== REQUIREMENTS ==
How many lines of the material below contain the string "Competencies"? Answer with the number and nothing else.

Dataset entries:
● ● ● ● ● ● ●
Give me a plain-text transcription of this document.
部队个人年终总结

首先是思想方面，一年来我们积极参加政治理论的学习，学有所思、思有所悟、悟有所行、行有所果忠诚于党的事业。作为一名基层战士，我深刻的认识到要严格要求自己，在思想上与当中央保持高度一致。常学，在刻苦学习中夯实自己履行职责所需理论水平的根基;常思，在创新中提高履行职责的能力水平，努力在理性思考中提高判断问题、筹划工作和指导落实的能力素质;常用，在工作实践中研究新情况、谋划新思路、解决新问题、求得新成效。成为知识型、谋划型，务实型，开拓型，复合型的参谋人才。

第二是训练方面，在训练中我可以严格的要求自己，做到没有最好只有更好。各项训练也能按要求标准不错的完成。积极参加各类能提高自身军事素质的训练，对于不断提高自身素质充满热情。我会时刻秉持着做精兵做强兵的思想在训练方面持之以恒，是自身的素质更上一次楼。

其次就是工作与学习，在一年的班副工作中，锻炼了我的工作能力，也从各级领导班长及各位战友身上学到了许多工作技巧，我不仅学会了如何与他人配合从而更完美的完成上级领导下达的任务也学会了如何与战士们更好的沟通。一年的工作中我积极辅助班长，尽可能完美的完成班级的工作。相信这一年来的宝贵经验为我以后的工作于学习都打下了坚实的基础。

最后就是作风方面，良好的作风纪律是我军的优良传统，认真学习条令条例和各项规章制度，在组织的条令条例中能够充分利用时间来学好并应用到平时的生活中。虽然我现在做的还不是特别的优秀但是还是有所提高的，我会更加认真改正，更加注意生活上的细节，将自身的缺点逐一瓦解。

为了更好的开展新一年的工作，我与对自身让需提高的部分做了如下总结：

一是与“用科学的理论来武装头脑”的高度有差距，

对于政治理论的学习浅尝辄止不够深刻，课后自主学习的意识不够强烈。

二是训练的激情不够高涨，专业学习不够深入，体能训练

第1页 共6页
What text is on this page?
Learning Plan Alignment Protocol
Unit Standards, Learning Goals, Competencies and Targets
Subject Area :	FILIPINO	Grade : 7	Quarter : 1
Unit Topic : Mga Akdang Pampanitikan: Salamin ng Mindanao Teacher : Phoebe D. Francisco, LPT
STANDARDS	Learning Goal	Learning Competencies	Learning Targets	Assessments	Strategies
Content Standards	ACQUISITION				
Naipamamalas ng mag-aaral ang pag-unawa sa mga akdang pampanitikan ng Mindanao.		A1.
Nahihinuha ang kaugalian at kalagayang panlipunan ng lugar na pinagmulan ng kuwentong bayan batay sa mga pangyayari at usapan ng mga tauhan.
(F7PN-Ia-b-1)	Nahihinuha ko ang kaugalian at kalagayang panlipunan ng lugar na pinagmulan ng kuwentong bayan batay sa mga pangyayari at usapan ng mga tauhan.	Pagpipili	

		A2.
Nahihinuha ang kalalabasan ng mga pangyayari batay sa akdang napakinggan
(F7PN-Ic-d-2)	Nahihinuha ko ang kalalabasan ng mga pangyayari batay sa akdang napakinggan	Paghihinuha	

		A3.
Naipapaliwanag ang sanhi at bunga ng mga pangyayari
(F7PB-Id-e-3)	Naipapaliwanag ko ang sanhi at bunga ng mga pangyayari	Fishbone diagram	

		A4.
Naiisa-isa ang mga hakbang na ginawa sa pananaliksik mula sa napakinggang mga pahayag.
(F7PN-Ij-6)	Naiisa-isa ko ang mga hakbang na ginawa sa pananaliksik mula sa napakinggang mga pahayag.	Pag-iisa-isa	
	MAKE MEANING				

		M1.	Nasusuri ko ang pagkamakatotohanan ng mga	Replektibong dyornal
● ● ● ● ● ● ●
== THE ANSWER ==
2